Recorded data =
_ _ _ _

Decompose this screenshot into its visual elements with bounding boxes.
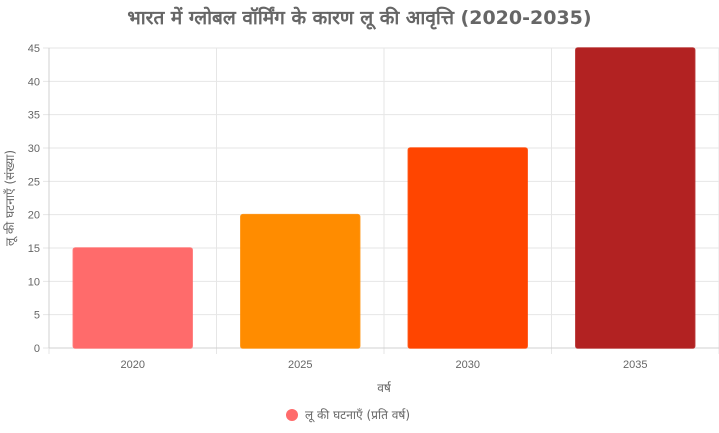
legend-swatch	[286, 409, 298, 421]
x-tick-label: 2020	[121, 359, 145, 371]
x-tick-label: 2025	[288, 359, 312, 371]
x-tick-label: 2035	[623, 359, 647, 371]
bars	[72, 47, 696, 349]
bar-2035[interactable]	[575, 47, 696, 349]
y-tick-label: 10	[28, 276, 40, 288]
y-axis-ticks: 0 5 10 15 20 25 30 35 40 45	[28, 43, 40, 355]
legend[interactable]: लू की घटनाएँ (प्रति वर्ष)	[286, 408, 410, 423]
bar-2020[interactable]	[72, 247, 193, 349]
y-tick-label: 40	[28, 76, 40, 88]
y-axis-label: लू की घटनाएँ (संख्या)	[3, 150, 18, 246]
chart-title: भारत में ग्लोबल वॉर्मिंग के कारण लू की आ…	[127, 6, 591, 30]
y-tick-label: 35	[28, 110, 40, 122]
y-tick-label: 0	[34, 343, 40, 355]
bar-2025[interactable]	[240, 213, 361, 349]
y-tick-label: 45	[28, 43, 40, 55]
y-tick-label: 5	[34, 310, 40, 322]
y-tick-label: 15	[28, 243, 40, 255]
x-tick-label: 2030	[456, 359, 480, 371]
y-tick-label: 25	[28, 176, 40, 188]
bar-2030[interactable]	[407, 147, 528, 349]
y-tick-label: 30	[28, 143, 40, 155]
y-tick-label: 20	[28, 210, 40, 222]
x-axis-ticks: 2020 2025 2030 2035	[121, 359, 648, 371]
legend-label: लू की घटनाएँ (प्रति वर्ष)	[305, 408, 410, 423]
x-axis-label: वर्ष	[377, 381, 392, 395]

_ _ _ _

SHORT EXERCISE = Can you extract every line of the records above word for word, leaving out the pictures?

ANSWER FOR THIS EXERCISE =
Decompose this screenshot into its visual elements with bounding boxes.
legend-swatch	[286, 409, 298, 421]
x-tick-label: 2020	[121, 359, 145, 371]
x-tick-label: 2025	[288, 359, 312, 371]
x-tick-label: 2035	[623, 359, 647, 371]
bars	[72, 47, 696, 349]
bar-2035[interactable]	[575, 47, 696, 349]
y-tick-label: 10	[28, 276, 40, 288]
y-axis-ticks: 0 5 10 15 20 25 30 35 40 45	[28, 43, 40, 355]
legend[interactable]: लू की घटनाएँ (प्रति वर्ष)	[286, 408, 410, 423]
bar-2020[interactable]	[72, 247, 193, 349]
y-tick-label: 40	[28, 76, 40, 88]
y-axis-label: लू की घटनाएँ (संख्या)	[3, 150, 18, 246]
chart-title: भारत में ग्लोबल वॉर्मिंग के कारण लू की आ…	[127, 6, 591, 30]
y-tick-label: 35	[28, 110, 40, 122]
y-tick-label: 0	[34, 343, 40, 355]
bar-2025[interactable]	[240, 213, 361, 349]
y-tick-label: 45	[28, 43, 40, 55]
y-tick-label: 5	[34, 310, 40, 322]
y-tick-label: 15	[28, 243, 40, 255]
x-tick-label: 2030	[456, 359, 480, 371]
y-tick-label: 25	[28, 176, 40, 188]
bar-2030[interactable]	[407, 147, 528, 349]
y-tick-label: 30	[28, 143, 40, 155]
y-tick-label: 20	[28, 210, 40, 222]
x-axis-ticks: 2020 2025 2030 2035	[121, 359, 648, 371]
legend-label: लू की घटनाएँ (प्रति वर्ष)	[305, 408, 410, 423]
x-axis-label: वर्ष	[377, 381, 392, 395]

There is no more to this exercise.